--- begin Dataset entries ---

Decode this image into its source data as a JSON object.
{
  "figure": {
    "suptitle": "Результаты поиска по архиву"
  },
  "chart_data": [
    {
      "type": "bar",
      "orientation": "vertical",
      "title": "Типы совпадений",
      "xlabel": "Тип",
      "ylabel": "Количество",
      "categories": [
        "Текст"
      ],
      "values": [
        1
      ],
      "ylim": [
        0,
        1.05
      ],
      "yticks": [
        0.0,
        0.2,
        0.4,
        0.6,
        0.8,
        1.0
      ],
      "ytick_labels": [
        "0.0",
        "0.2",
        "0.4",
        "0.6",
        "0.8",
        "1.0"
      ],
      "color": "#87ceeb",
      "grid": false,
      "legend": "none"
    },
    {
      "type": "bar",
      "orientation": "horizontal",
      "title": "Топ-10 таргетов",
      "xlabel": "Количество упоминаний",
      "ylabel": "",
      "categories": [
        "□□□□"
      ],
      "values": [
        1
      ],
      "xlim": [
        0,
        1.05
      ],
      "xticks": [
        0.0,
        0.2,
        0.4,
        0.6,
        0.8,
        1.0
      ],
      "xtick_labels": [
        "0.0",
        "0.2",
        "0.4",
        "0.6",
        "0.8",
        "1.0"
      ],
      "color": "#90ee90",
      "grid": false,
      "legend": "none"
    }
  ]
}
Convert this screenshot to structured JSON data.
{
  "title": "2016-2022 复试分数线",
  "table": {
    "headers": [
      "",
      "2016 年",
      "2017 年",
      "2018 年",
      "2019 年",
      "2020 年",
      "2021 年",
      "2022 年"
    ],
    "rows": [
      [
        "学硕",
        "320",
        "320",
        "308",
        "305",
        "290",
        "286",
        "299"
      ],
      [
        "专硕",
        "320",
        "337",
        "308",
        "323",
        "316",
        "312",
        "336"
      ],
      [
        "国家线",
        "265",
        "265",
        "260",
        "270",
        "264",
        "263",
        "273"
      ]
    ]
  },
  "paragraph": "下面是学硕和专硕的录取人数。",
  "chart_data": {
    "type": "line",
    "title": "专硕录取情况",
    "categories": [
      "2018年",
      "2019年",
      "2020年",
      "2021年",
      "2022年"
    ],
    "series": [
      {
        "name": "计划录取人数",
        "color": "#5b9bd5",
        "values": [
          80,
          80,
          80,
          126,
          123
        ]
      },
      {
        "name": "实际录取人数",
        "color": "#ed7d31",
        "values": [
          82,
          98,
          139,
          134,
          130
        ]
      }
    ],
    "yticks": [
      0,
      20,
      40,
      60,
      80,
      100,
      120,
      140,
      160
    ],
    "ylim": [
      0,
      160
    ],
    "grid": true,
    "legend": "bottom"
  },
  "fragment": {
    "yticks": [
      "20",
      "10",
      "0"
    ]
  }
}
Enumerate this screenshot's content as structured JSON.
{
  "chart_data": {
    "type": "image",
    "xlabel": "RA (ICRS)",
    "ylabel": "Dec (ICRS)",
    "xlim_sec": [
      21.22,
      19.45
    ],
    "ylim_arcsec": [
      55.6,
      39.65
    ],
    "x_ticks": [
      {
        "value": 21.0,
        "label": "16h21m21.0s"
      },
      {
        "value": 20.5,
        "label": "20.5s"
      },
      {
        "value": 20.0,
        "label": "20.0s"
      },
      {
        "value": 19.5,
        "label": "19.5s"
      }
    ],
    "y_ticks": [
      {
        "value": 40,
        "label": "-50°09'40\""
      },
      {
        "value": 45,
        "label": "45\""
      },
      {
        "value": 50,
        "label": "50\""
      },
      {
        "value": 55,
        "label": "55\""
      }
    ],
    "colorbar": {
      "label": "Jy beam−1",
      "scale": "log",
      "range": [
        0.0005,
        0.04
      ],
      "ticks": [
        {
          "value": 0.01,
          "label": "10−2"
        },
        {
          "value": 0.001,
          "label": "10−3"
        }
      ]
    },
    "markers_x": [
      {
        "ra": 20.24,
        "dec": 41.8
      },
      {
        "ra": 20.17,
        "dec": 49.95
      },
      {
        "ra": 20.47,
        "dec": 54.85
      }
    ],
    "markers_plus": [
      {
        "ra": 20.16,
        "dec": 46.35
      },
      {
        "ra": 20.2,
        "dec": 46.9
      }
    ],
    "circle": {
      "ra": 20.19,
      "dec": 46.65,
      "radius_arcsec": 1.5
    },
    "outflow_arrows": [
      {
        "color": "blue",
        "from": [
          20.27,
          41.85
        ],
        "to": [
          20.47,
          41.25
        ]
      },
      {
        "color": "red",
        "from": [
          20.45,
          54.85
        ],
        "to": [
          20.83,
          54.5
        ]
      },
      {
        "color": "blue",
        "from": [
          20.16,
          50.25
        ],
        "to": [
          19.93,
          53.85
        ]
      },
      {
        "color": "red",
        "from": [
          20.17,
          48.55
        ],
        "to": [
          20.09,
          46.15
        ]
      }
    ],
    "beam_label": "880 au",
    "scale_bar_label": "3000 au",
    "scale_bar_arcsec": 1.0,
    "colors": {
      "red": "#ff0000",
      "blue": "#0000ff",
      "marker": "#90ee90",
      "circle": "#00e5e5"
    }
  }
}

--- end Dataset entries ---

● **The problem**:
Above are the records; copy all of them exactly.

● **Finished task**:
Decode this image into its source data as a JSON object.
{
  "figure": {
    "suptitle": "Результаты поиска по архиву"
  },
  "chart_data": [
    {
      "type": "bar",
      "orientation": "vertical",
      "title": "Типы совпадений",
      "xlabel": "Тип",
      "ylabel": "Количество",
      "categories": [
        "Текст"
      ],
      "values": [
        1
      ],
      "ylim": [
        0,
        1.05
      ],
      "yticks": [
        0.0,
        0.2,
        0.4,
        0.6,
        0.8,
        1.0
      ],
      "ytick_labels": [
        "0.0",
        "0.2",
        "0.4",
        "0.6",
        "0.8",
        "1.0"
      ],
      "color": "#87ceeb",
      "grid": false,
      "legend": "none"
    },
    {
      "type": "bar",
      "orientation": "horizontal",
      "title": "Топ-10 таргетов",
      "xlabel": "Количество упоминаний",
      "ylabel": "",
      "categories": [
        "□□□□"
      ],
      "values": [
        1
      ],
      "xlim": [
        0,
        1.05
      ],
      "xticks": [
        0.0,
        0.2,
        0.4,
        0.6,
        0.8,
        1.0
      ],
      "xtick_labels": [
        "0.0",
        "0.2",
        "0.4",
        "0.6",
        "0.8",
        "1.0"
      ],
      "color": "#90ee90",
      "grid": false,
      "legend": "none"
    }
  ]
}
Convert this screenshot to structured JSON data.
{
  "title": "2016-2022 复试分数线",
  "table": {
    "headers": [
      "",
      "2016 年",
      "2017 年",
      "2018 年",
      "2019 年",
      "2020 年",
      "2021 年",
      "2022 年"
    ],
    "rows": [
      [
        "学硕",
        "320",
        "320",
        "308",
        "305",
        "290",
        "286",
        "299"
      ],
      [
        "专硕",
        "320",
        "337",
        "308",
        "323",
        "316",
        "312",
        "336"
      ],
      [
        "国家线",
        "265",
        "265",
        "260",
        "270",
        "264",
        "263",
        "273"
      ]
    ]
  },
  "paragraph": "下面是学硕和专硕的录取人数。",
  "chart_data": {
    "type": "line",
    "title": "专硕录取情况",
    "categories": [
      "2018年",
      "2019年",
      "2020年",
      "2021年",
      "2022年"
    ],
    "series": [
      {
        "name": "计划录取人数",
        "color": "#5b9bd5",
        "values": [
          80,
          80,
          80,
          126,
          123
        ]
      },
      {
        "name": "实际录取人数",
        "color": "#ed7d31",
        "values": [
          82,
          98,
          139,
          134,
          130
        ]
      }
    ],
    "yticks": [
      0,
      20,
      40,
      60,
      80,
      100,
      120,
      140,
      160
    ],
    "ylim": [
      0,
      160
    ],
    "grid": true,
    "legend": "bottom"
  },
  "fragment": {
    "yticks": [
      "20",
      "10",
      "0"
    ]
  }
}
Enumerate this screenshot's content as structured JSON.
{
  "chart_data": {
    "type": "image",
    "xlabel": "RA (ICRS)",
    "ylabel": "Dec (ICRS)",
    "xlim_sec": [
      21.22,
      19.45
    ],
    "ylim_arcsec": [
      55.6,
      39.65
    ],
    "x_ticks": [
      {
        "value": 21.0,
        "label": "16h21m21.0s"
      },
      {
        "value": 20.5,
        "label": "20.5s"
      },
      {
        "value": 20.0,
        "label": "20.0s"
      },
      {
        "value": 19.5,
        "label": "19.5s"
      }
    ],
    "y_ticks": [
      {
        "value": 40,
        "label": "-50°09'40\""
      },
      {
        "value": 45,
        "label": "45\""
      },
      {
        "value": 50,
        "label": "50\""
      },
      {
        "value": 55,
        "label": "55\""
      }
    ],
    "colorbar": {
      "label": "Jy beam−1",
      "scale": "log",
      "range": [
        0.0005,
        0.04
      ],
      "ticks": [
        {
          "value": 0.01,
          "label": "10−2"
        },
        {
          "value": 0.001,
          "label": "10−3"
        }
      ]
    },
    "markers_x": [
      {
        "ra": 20.24,
        "dec": 41.8
      },
      {
        "ra": 20.17,
        "dec": 49.95
      },
      {
        "ra": 20.47,
        "dec": 54.85
      }
    ],
    "markers_plus": [
      {
        "ra": 20.16,
        "dec": 46.35
      },
      {
        "ra": 20.2,
        "dec": 46.9
      }
    ],
    "circle": {
      "ra": 20.19,
      "dec": 46.65,
      "radius_arcsec": 1.5
    },
    "outflow_arrows": [
      {
        "color": "blue",
        "from": [
          20.27,
          41.85
        ],
        "to": [
          20.47,
          41.25
        ]
      },
      {
        "color": "red",
        "from": [
          20.45,
          54.85
        ],
        "to": [
          20.83,
          54.5
        ]
      },
      {
        "color": "blue",
        "from": [
          20.16,
          50.25
        ],
        "to": [
          19.93,
          53.85
        ]
      },
      {
        "color": "red",
        "from": [
          20.17,
          48.55
        ],
        "to": [
          20.09,
          46.15
        ]
      }
    ],
    "beam_label": "880 au",
    "scale_bar_label": "3000 au",
    "scale_bar_arcsec": 1.0,
    "colors": {
      "red": "#ff0000",
      "blue": "#0000ff",
      "marker": "#90ee90",
      "circle": "#00e5e5"
    }
  }
}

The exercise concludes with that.